━━━ INPUT MATERIAL ━━━

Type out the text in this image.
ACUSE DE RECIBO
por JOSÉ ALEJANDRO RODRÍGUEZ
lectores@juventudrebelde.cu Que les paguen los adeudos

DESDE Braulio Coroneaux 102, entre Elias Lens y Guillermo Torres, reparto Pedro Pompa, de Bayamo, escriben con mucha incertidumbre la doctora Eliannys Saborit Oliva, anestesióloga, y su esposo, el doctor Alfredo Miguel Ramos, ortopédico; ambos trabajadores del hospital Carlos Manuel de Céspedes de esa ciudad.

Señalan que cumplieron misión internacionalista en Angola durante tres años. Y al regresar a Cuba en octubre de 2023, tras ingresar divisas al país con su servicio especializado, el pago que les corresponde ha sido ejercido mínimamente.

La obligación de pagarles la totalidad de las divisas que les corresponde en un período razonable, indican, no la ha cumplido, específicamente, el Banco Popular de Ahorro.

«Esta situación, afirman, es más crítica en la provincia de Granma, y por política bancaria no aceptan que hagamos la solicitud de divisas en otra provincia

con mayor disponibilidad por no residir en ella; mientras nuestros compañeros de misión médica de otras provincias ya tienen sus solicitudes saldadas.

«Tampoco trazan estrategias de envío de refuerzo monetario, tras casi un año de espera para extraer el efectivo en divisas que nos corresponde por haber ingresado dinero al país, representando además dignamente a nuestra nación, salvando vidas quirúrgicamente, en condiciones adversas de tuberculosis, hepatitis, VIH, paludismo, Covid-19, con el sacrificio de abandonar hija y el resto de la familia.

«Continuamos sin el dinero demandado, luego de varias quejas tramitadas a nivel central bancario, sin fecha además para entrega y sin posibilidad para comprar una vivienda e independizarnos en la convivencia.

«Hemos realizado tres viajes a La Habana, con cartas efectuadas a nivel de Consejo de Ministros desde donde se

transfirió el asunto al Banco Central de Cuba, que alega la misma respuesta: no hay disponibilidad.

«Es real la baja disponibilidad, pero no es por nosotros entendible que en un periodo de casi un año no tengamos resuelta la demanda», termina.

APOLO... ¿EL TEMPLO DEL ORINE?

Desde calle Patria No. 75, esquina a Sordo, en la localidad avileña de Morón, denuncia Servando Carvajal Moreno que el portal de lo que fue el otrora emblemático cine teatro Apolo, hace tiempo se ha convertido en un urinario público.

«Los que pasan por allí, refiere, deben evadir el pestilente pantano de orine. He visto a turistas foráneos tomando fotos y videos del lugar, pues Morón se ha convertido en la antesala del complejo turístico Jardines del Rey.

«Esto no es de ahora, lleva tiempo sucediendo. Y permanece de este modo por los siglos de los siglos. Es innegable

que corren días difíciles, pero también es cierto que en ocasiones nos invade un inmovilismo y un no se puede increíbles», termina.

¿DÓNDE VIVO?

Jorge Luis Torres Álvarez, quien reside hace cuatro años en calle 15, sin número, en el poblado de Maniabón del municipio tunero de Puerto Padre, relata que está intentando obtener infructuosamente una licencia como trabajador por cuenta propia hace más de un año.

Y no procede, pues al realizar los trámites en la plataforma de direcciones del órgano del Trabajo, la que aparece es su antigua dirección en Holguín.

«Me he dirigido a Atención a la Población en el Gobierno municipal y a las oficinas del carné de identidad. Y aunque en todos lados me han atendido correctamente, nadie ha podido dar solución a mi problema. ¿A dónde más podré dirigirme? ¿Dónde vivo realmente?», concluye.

━━━

**WHAT YOU WILL DO**
Pull out every line in the material above where "tres" occurs.

**CORRECT RESULT**
Señalan que cumplieron misión internacionalista en Angola durante tres años. Y al regresar a Cuba en octubre de 2023, tras ingresar divisas al país con su servicio especializado, el pago que les corresponde ha sido ejercido mínimamente.
«Hemos realizado tres viajes a La Habana, con cartas efectuadas a nivel de Consejo de Ministros desde donde se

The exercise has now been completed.